* **DA FARE**
Prosegui il testo sul Moscato di Siracusa partendo dall'ultima frase riportata.
:: ESTRATTO DEL TESTO ::
Moscato di Siracusa, il vino dolce siciliano tra mito e storia

Il nostro viaggio alla scoperta del Moscato di Siracusa, vino dolce siciliano e tipico del siracusano, comincia da una grande famiglia, quella dei Moscati, che comprende un’ampia varietà di uve a bacca bianca e nera. Elegante, intenso, generoso e aromatico: così il Moscato siciliano che nasce a Siracusa dalle uve di Moscato bianco ha conquistato il mondo.
Vini da dessert il Moscato di Siracusa - Cantine Gulino

Vino da dessert profumato e aromatico, il Moscato di Siracusa, eccellenza tra i vini dolci siciliani, ha conquistato il mondo.

Diffusi in tutta Italia, dal Nord al Sud, i vini Moscati hanno in comune il riconoscibile aroma “muschiato”, evidente già nel nome del vitigno derivato dal latino muscus, a cui si sommano e mescolano inebrianti fragranze di frutta, fiori ed essenze. Tra le tante varietà di questa specie, eccelle il Moscato bianco, antico vitigno a bacca bianca, da cui si ricava anche l’omonimo vino siciliano dolce nelle sue declinazioni locali, tra cui il Moscato di Siracusa

Originaria del Mediterraneo orientale, già gli antichi Greci conoscevano questa varietà di vite che chiamavano Anathelicon Moschaton; poi, stando al racconto delle fonti, ne portarono alcuni ceppi in Sicilia durante i loro viaggi di colonizzazione dell’Italia meridionale.
:::
:: DATI RACCOLTI ::
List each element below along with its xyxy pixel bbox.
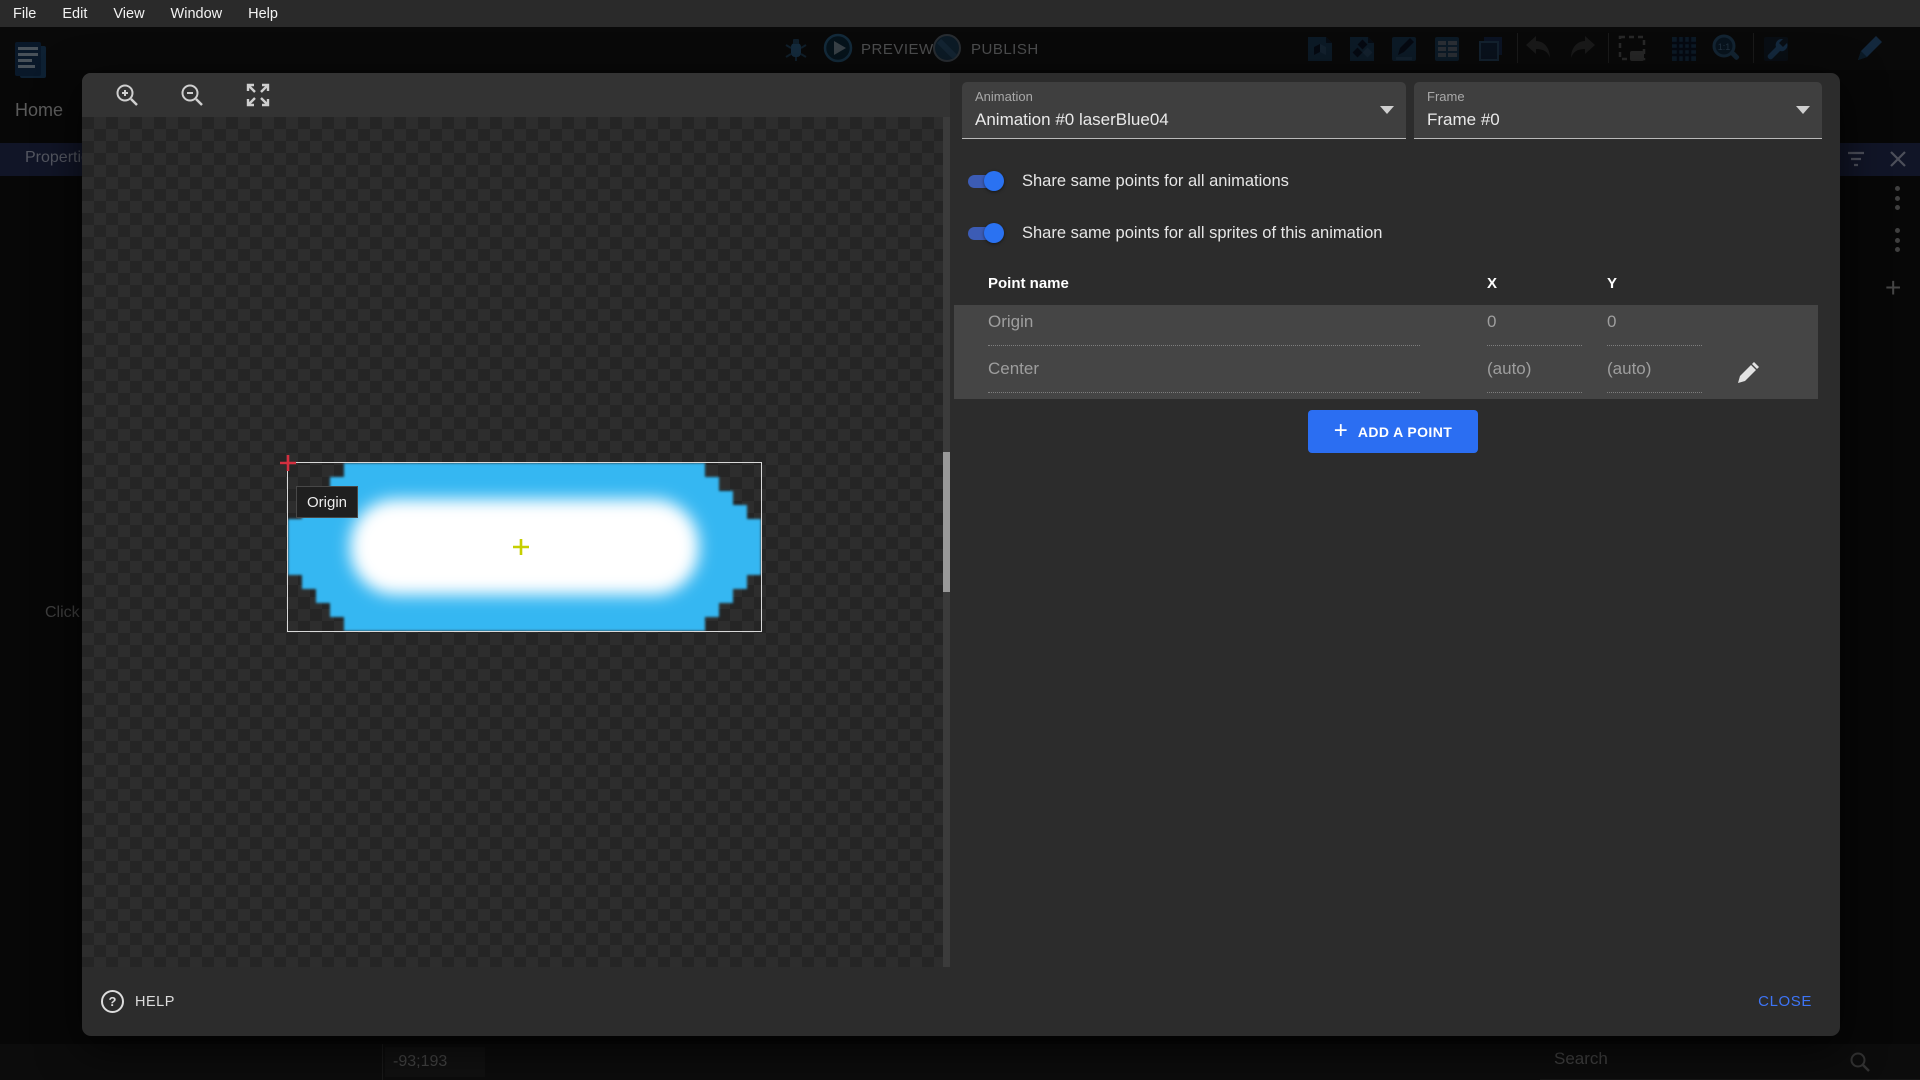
:::
* **RISULTATO QUI SOTTO**
Tra i Romani, che contribuirono alla sua diffusione, l’uva del Moscato era conosciuta come apiana, perché prediletta dalle api che, come ricorda Plinio il Vecchio, “ne sono ghiottissime”. 
Columella, altro autore romano, nel suo trattato di agronomia ne distinse tre grandi varietà raccomandate “per grandi doti, tutte abbondantissime di frutto e abbastanza adatte sia alle alberate che ai filari”.

Moscato di Siracusa, il Moscato di Sicilia che custodisce la storia, la tradizione e le leggende della nostra terra.

Correva l’anno 734, forse il 733 a. C.

I Corinzi, guidati da Archia in cerca di una nuova patria, salparono in primavera, la prua rivolta verso Occidente. Imbarcarono ceppi di vite, tra cui quella che comunemente chiamavano Biblina perché prosperava sui Monti Biblini, in Tracia, mitica patria del dio Dioniso.  Le uve erano bianche e dolcissime, molto aromatiche, tratto distintivo del profumato vino Biblino che se ne ricavava.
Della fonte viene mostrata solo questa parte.